Reply with one number: the count of lines in the listing that contain the string "nervioso".

[Source data]
=-=-=-=-=

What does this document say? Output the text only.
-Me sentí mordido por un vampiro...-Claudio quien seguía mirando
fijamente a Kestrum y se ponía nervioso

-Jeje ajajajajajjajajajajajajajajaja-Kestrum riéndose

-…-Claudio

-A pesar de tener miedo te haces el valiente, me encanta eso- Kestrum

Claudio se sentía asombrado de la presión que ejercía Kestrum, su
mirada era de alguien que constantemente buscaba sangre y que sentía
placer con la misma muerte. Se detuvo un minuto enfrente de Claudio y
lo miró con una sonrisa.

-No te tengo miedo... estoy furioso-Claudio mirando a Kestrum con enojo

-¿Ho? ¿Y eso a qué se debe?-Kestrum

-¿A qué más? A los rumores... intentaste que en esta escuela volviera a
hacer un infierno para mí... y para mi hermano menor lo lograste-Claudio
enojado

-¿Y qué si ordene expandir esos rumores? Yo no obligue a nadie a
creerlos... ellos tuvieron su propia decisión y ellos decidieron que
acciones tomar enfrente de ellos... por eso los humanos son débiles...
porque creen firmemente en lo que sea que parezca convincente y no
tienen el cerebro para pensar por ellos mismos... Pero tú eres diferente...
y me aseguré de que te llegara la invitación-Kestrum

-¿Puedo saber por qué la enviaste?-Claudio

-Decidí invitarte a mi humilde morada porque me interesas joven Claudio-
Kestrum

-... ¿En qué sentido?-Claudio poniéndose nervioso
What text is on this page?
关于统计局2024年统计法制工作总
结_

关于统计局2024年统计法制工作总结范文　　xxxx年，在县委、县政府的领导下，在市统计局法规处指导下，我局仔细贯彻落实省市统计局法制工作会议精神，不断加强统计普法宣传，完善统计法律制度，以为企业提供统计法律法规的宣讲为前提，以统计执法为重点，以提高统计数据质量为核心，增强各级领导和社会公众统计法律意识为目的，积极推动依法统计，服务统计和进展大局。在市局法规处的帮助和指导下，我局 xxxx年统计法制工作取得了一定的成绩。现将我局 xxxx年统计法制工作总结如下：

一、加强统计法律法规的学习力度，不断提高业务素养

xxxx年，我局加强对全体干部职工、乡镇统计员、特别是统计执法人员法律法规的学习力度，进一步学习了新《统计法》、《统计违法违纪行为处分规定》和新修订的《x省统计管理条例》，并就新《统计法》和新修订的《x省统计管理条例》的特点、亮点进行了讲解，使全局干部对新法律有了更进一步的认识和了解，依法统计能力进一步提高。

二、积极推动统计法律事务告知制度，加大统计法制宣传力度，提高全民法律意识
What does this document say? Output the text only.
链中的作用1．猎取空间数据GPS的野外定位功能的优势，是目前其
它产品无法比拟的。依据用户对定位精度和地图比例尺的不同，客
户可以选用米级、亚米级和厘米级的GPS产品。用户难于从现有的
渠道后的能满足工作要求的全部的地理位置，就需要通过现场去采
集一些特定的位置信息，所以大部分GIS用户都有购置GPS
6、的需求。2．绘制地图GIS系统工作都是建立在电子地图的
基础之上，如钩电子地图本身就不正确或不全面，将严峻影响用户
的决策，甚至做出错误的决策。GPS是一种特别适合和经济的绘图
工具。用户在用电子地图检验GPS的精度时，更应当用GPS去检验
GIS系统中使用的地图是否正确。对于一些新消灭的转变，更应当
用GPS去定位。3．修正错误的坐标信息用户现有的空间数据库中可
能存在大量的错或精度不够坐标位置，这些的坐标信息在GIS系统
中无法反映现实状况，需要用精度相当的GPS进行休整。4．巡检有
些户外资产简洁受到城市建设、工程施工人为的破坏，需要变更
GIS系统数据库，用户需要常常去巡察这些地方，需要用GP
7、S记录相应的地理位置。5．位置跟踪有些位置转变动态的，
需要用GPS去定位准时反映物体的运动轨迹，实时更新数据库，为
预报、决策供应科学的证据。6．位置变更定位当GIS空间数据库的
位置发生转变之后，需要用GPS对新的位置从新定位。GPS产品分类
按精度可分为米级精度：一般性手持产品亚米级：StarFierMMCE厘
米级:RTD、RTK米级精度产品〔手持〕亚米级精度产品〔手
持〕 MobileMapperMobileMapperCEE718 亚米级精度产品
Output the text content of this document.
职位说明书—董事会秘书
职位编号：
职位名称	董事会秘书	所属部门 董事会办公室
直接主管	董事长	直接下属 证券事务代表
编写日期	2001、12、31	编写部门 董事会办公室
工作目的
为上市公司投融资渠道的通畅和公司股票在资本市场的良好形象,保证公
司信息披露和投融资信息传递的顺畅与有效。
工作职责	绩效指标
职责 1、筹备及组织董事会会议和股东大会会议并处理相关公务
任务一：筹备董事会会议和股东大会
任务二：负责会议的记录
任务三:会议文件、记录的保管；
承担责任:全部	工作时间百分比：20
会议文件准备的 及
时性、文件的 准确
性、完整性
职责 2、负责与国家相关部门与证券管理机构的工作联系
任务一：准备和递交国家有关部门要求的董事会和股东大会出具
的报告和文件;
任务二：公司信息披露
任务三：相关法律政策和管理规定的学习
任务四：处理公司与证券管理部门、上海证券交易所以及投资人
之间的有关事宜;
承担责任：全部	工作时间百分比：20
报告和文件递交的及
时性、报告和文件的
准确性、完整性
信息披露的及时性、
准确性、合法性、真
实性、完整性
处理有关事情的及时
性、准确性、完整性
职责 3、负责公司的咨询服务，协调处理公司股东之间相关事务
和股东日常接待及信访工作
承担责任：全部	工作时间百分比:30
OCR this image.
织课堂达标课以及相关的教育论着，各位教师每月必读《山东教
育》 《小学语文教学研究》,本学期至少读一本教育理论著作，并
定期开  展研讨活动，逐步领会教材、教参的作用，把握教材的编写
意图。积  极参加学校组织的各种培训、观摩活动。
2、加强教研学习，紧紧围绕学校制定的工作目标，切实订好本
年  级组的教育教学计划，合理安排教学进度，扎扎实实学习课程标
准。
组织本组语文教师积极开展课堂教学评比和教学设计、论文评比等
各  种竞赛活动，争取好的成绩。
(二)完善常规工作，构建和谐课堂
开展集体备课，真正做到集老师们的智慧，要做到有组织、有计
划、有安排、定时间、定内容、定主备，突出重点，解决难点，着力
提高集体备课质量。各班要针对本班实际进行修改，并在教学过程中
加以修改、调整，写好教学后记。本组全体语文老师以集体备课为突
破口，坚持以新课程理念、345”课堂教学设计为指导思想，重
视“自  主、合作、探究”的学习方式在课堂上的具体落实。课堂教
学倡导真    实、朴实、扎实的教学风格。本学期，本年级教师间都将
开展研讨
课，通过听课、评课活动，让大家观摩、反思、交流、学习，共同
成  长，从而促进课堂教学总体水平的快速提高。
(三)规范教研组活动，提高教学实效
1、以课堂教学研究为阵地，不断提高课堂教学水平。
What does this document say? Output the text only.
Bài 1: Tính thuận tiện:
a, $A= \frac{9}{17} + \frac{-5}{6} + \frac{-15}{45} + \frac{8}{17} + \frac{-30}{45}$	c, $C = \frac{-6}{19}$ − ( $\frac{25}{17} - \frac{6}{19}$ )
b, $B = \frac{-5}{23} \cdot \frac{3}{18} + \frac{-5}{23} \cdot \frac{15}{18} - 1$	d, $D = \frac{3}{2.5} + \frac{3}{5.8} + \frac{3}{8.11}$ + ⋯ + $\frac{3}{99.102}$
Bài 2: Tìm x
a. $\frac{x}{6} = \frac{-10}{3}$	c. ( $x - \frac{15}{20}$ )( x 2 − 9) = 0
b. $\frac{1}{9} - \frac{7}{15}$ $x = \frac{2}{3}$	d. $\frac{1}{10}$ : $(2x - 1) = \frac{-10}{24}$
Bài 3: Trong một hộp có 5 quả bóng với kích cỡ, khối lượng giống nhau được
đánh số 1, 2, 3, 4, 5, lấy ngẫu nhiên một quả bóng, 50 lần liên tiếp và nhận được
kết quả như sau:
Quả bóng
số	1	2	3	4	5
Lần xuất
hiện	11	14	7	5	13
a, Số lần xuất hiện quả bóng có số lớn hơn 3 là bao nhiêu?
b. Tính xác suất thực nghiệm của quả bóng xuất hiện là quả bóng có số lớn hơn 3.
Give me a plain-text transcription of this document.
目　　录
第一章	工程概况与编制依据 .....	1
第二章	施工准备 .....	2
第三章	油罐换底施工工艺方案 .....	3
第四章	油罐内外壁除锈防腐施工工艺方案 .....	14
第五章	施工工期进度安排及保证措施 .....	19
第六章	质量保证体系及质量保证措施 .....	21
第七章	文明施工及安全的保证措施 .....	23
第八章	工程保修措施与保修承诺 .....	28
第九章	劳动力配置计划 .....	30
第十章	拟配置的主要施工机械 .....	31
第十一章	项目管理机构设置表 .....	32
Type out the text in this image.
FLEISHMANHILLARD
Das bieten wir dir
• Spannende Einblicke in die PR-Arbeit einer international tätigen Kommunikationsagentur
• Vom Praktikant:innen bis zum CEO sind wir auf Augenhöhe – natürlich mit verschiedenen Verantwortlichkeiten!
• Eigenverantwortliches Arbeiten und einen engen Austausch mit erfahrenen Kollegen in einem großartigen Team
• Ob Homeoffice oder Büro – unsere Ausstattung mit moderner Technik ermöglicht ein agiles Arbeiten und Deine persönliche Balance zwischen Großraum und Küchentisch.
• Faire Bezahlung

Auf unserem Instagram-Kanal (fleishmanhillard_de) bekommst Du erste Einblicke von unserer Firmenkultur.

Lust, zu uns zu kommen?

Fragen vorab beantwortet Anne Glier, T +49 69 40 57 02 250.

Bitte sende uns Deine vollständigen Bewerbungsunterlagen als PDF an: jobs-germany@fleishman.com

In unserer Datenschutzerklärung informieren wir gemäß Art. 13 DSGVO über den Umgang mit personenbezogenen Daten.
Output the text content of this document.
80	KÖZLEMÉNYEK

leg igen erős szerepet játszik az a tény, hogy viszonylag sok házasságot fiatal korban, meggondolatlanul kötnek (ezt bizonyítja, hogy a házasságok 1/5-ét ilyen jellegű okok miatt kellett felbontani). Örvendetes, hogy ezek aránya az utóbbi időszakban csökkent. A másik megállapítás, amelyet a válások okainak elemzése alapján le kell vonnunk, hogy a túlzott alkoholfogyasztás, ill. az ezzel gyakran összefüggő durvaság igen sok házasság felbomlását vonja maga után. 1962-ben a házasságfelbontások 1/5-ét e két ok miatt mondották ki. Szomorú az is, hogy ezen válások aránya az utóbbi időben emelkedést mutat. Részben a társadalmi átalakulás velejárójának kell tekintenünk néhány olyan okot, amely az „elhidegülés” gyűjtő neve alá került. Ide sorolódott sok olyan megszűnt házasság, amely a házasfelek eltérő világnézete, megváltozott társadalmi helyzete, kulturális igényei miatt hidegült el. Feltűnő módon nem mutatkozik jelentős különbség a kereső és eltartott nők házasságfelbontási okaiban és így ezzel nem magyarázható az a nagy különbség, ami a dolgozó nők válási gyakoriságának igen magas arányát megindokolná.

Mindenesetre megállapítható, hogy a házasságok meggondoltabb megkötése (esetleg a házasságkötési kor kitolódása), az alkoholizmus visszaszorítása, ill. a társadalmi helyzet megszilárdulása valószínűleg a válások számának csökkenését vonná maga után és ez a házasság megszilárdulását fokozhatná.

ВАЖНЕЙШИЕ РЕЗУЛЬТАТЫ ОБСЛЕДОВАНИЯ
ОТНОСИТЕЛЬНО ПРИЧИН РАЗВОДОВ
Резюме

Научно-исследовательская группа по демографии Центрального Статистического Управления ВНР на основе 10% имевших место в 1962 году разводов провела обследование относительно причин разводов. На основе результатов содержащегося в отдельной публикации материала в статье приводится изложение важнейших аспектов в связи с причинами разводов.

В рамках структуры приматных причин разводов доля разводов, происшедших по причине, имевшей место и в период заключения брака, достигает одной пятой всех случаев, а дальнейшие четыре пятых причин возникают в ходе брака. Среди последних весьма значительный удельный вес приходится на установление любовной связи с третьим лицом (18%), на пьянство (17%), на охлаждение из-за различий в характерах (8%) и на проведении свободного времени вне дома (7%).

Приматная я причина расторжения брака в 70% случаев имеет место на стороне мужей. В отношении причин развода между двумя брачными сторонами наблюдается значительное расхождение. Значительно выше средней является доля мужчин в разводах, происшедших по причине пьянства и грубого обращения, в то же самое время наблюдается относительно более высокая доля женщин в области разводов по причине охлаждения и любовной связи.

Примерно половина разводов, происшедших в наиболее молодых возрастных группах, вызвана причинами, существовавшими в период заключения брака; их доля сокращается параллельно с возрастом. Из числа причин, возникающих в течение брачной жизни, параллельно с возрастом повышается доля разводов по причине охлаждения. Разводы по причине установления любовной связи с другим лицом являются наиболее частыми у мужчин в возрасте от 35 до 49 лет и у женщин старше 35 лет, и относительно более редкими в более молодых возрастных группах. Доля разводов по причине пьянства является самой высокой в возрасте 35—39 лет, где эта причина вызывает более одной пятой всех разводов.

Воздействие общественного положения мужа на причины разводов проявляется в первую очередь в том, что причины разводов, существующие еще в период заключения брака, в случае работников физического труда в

=-=-=-=-=

* [Response]: 2